### What you should do
Copy every line of the entries that includes the word "woningen".

[Start]

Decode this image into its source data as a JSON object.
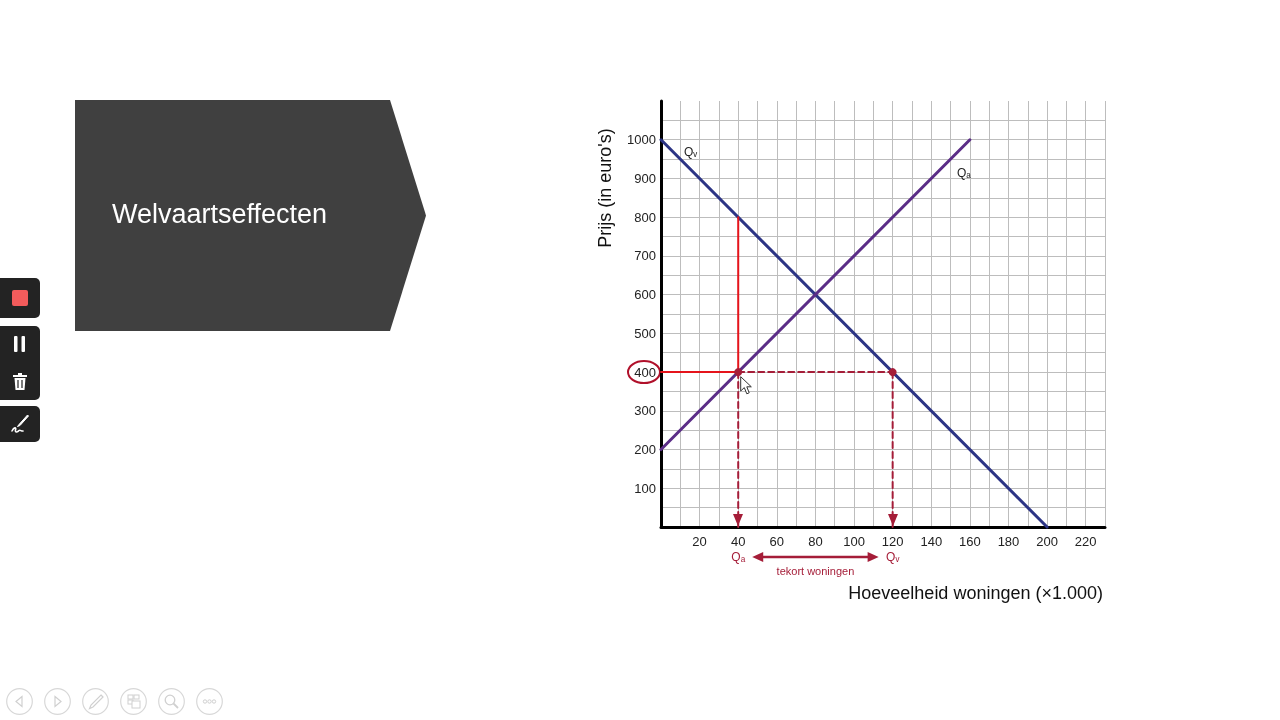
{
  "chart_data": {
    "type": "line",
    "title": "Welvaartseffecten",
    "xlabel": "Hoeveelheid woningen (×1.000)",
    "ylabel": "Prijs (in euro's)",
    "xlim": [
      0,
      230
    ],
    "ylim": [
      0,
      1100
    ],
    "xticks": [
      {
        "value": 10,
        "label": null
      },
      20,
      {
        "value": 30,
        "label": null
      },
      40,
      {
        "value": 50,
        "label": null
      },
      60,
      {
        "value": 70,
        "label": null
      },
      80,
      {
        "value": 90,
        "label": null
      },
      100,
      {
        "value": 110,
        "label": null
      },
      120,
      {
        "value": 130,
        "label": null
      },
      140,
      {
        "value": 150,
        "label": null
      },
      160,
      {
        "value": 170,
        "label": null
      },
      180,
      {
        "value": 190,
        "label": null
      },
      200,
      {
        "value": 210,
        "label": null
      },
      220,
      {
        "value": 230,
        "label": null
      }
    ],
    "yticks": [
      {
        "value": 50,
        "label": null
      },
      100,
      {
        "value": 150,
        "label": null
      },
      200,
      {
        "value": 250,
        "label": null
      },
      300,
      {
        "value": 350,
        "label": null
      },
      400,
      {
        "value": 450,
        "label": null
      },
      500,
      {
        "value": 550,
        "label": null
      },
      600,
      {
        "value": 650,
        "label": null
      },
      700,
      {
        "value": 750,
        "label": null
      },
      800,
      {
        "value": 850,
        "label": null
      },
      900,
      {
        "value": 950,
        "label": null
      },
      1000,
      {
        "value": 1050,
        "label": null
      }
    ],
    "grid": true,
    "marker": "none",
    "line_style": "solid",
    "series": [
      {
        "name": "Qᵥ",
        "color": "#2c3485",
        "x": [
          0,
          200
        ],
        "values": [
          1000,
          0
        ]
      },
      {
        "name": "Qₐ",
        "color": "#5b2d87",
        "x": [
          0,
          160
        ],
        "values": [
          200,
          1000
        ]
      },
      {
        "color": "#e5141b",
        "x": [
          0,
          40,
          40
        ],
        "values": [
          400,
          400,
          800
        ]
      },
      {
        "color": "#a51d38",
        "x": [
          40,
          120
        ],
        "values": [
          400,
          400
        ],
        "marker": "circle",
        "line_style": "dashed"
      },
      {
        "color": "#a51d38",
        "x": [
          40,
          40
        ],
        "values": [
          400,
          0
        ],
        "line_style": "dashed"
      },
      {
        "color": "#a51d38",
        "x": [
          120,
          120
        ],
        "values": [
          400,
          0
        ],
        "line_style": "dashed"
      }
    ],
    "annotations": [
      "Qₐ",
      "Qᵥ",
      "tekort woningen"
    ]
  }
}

[End]

### Full output
    "xlabel": "Hoeveelheid woningen (×1.000)",
      "tekort woningen"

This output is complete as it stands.